* START *
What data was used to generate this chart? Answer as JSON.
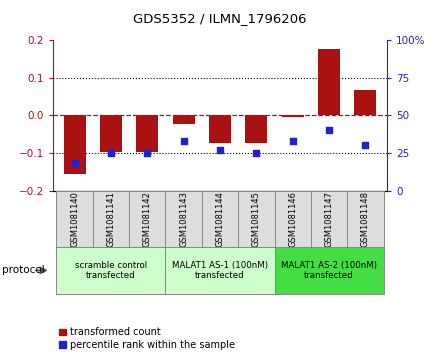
{
  "title": "GDS5352 / ILMN_1796206",
  "samples": [
    "GSM1081140",
    "GSM1081141",
    "GSM1081142",
    "GSM1081143",
    "GSM1081144",
    "GSM1081145",
    "GSM1081146",
    "GSM1081147",
    "GSM1081148"
  ],
  "red_bars": [
    -0.155,
    -0.098,
    -0.098,
    -0.022,
    -0.075,
    -0.075,
    -0.005,
    0.175,
    0.068
  ],
  "blue_dots": [
    18,
    25,
    25,
    33,
    27,
    25,
    33,
    40,
    30
  ],
  "ylim_left": [
    -0.2,
    0.2
  ],
  "ylim_right": [
    0,
    100
  ],
  "yticks_left": [
    -0.2,
    -0.1,
    0,
    0.1,
    0.2
  ],
  "yticks_right": [
    0,
    25,
    50,
    75,
    100
  ],
  "groups": [
    {
      "label": "scramble control\ntransfected",
      "start": 0,
      "end": 2,
      "color": "#ccffcc"
    },
    {
      "label": "MALAT1 AS-1 (100nM)\ntransfected",
      "start": 3,
      "end": 5,
      "color": "#ccffcc"
    },
    {
      "label": "MALAT1 AS-2 (100nM)\ntransfected",
      "start": 6,
      "end": 8,
      "color": "#44dd44"
    }
  ],
  "red_color": "#aa1111",
  "blue_color": "#2222cc",
  "legend_red": "transformed count",
  "legend_blue": "percentile rank within the sample",
  "protocol_label": "protocol",
  "bar_color_light": "#dddddd",
  "box_edge_color": "#888888"
}
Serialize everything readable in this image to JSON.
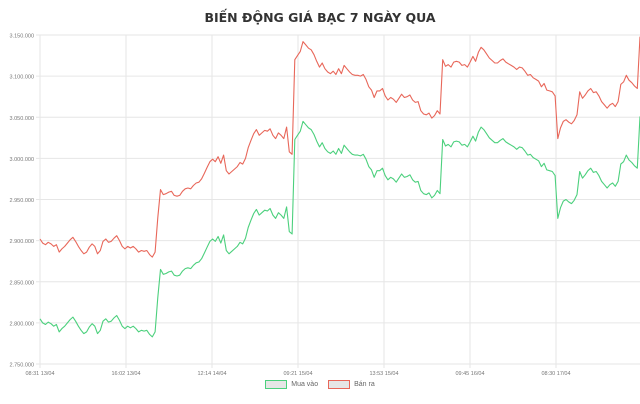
{
  "title": "BIẾN ĐỘNG GIÁ BẠC 7 NGÀY QUA",
  "legend": [
    {
      "label": "Mua vào",
      "color": "#4cd07d"
    },
    {
      "label": "Bán ra",
      "color": "#e8675a"
    }
  ],
  "chart_data": {
    "type": "line",
    "title": "BIẾN ĐỘNG GIÁ BẠC 7 NGÀY QUA",
    "xlabel": "",
    "ylabel": "",
    "ylim": [
      2750000,
      3150000
    ],
    "yticks": [
      "2.750.000",
      "2.800.000",
      "2.850.000",
      "2.900.000",
      "2.950.000",
      "3.000.000",
      "3.050.000",
      "3.100.000",
      "3.150.000"
    ],
    "ytick_values": [
      2750000,
      2800000,
      2850000,
      2900000,
      2950000,
      3000000,
      3050000,
      3100000,
      3150000
    ],
    "xticks": [
      "08:31 13/04",
      "16:02 13/04",
      "12:14 14/04",
      "09:21 15/04",
      "13:53 15/04",
      "09:45 16/04",
      "08:30 17/04"
    ],
    "grid": true,
    "legend_position": "bottom",
    "series": [
      {
        "name": "Bán ra",
        "color": "#e8675a",
        "values": [
          2902000,
          2897000,
          2895000,
          2898000,
          2896000,
          2893000,
          2895000,
          2886000,
          2890000,
          2893000,
          2897000,
          2901000,
          2904000,
          2899000,
          2893000,
          2888000,
          2884000,
          2886000,
          2892000,
          2896000,
          2893000,
          2884000,
          2888000,
          2899000,
          2902000,
          2898000,
          2899000,
          2903000,
          2906000,
          2900000,
          2893000,
          2890000,
          2893000,
          2891000,
          2893000,
          2890000,
          2886000,
          2888000,
          2887000,
          2888000,
          2883000,
          2880000,
          2886000,
          2928000,
          2962000,
          2956000,
          2957000,
          2959000,
          2960000,
          2955000,
          2954000,
          2955000,
          2960000,
          2963000,
          2964000,
          2963000,
          2967000,
          2970000,
          2971000,
          2975000,
          2982000,
          2989000,
          2996000,
          2999000,
          2996000,
          3002000,
          2994000,
          3004000,
          2985000,
          2981000,
          2984000,
          2987000,
          2990000,
          2995000,
          2993000,
          3000000,
          3013000,
          3022000,
          3030000,
          3035000,
          3028000,
          3031000,
          3034000,
          3033000,
          3036000,
          3028000,
          3024000,
          3031000,
          3028000,
          3024000,
          3038000,
          3008000,
          3005000,
          3120000,
          3125000,
          3130000,
          3142000,
          3138000,
          3134000,
          3132000,
          3126000,
          3118000,
          3111000,
          3116000,
          3109000,
          3105000,
          3103000,
          3106000,
          3102000,
          3109000,
          3103000,
          3113000,
          3109000,
          3105000,
          3102000,
          3101000,
          3101000,
          3100000,
          3102000,
          3096000,
          3087000,
          3083000,
          3074000,
          3082000,
          3082000,
          3085000,
          3076000,
          3071000,
          3074000,
          3072000,
          3068000,
          3073000,
          3078000,
          3074000,
          3075000,
          3077000,
          3071000,
          3068000,
          3069000,
          3058000,
          3054000,
          3053000,
          3055000,
          3049000,
          3052000,
          3058000,
          3054000,
          3120000,
          3112000,
          3114000,
          3111000,
          3117000,
          3118000,
          3117000,
          3113000,
          3114000,
          3111000,
          3117000,
          3124000,
          3118000,
          3129000,
          3135000,
          3132000,
          3127000,
          3122000,
          3119000,
          3116000,
          3116000,
          3119000,
          3121000,
          3117000,
          3115000,
          3113000,
          3111000,
          3108000,
          3111000,
          3110000,
          3106000,
          3101000,
          3102000,
          3098000,
          3096000,
          3094000,
          3087000,
          3091000,
          3083000,
          3082000,
          3081000,
          3076000,
          3024000,
          3037000,
          3045000,
          3047000,
          3044000,
          3042000,
          3046000,
          3053000,
          3081000,
          3073000,
          3077000,
          3082000,
          3085000,
          3080000,
          3081000,
          3076000,
          3069000,
          3065000,
          3061000,
          3065000,
          3067000,
          3063000,
          3069000,
          3090000,
          3093000,
          3101000,
          3095000,
          3092000,
          3088000,
          3085000,
          3148000
        ]
      },
      {
        "name": "Mua vào",
        "color": "#4cd07d",
        "values": [
          2805000,
          2800000,
          2798000,
          2801000,
          2799000,
          2796000,
          2798000,
          2789000,
          2793000,
          2796000,
          2800000,
          2804000,
          2807000,
          2802000,
          2796000,
          2791000,
          2787000,
          2789000,
          2795000,
          2799000,
          2796000,
          2787000,
          2791000,
          2802000,
          2805000,
          2801000,
          2802000,
          2806000,
          2809000,
          2803000,
          2796000,
          2793000,
          2796000,
          2794000,
          2796000,
          2793000,
          2789000,
          2791000,
          2790000,
          2791000,
          2786000,
          2783000,
          2789000,
          2831000,
          2865000,
          2859000,
          2860000,
          2862000,
          2863000,
          2858000,
          2857000,
          2858000,
          2863000,
          2866000,
          2867000,
          2866000,
          2870000,
          2873000,
          2874000,
          2878000,
          2885000,
          2892000,
          2899000,
          2902000,
          2899000,
          2905000,
          2897000,
          2907000,
          2888000,
          2884000,
          2887000,
          2890000,
          2893000,
          2898000,
          2896000,
          2903000,
          2916000,
          2925000,
          2933000,
          2938000,
          2931000,
          2934000,
          2937000,
          2936000,
          2939000,
          2931000,
          2927000,
          2934000,
          2931000,
          2927000,
          2941000,
          2911000,
          2908000,
          3023000,
          3028000,
          3033000,
          3045000,
          3041000,
          3037000,
          3035000,
          3029000,
          3021000,
          3014000,
          3019000,
          3012000,
          3008000,
          3006000,
          3009000,
          3005000,
          3012000,
          3006000,
          3016000,
          3012000,
          3008000,
          3005000,
          3004000,
          3004000,
          3003000,
          3005000,
          2999000,
          2990000,
          2986000,
          2977000,
          2985000,
          2985000,
          2988000,
          2979000,
          2974000,
          2977000,
          2975000,
          2971000,
          2976000,
          2981000,
          2977000,
          2978000,
          2980000,
          2974000,
          2971000,
          2972000,
          2961000,
          2957000,
          2956000,
          2958000,
          2952000,
          2955000,
          2961000,
          2957000,
          3023000,
          3015000,
          3017000,
          3014000,
          3020000,
          3021000,
          3020000,
          3016000,
          3017000,
          3014000,
          3020000,
          3027000,
          3021000,
          3032000,
          3038000,
          3035000,
          3030000,
          3025000,
          3022000,
          3019000,
          3019000,
          3022000,
          3024000,
          3020000,
          3018000,
          3016000,
          3014000,
          3011000,
          3014000,
          3013000,
          3009000,
          3004000,
          3005000,
          3001000,
          2999000,
          2997000,
          2990000,
          2994000,
          2986000,
          2985000,
          2984000,
          2979000,
          2927000,
          2940000,
          2948000,
          2950000,
          2947000,
          2945000,
          2949000,
          2956000,
          2984000,
          2976000,
          2980000,
          2985000,
          2988000,
          2983000,
          2984000,
          2979000,
          2972000,
          2968000,
          2964000,
          2968000,
          2970000,
          2966000,
          2972000,
          2993000,
          2996000,
          3004000,
          2998000,
          2995000,
          2991000,
          2988000,
          3051000
        ]
      }
    ]
  }
}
* END *
• _EXERCISE DESCRIPTION_
Reproduce each line from the records that contains the word "BIẾN".

• _FINAL RESULT_
  "title": "BIẾN ĐỘNG GIÁ BẠC 7 NGÀY QUA",
    "title": "BIẾN ĐỘNG GIÁ BẠC 7 NGÀY QUA",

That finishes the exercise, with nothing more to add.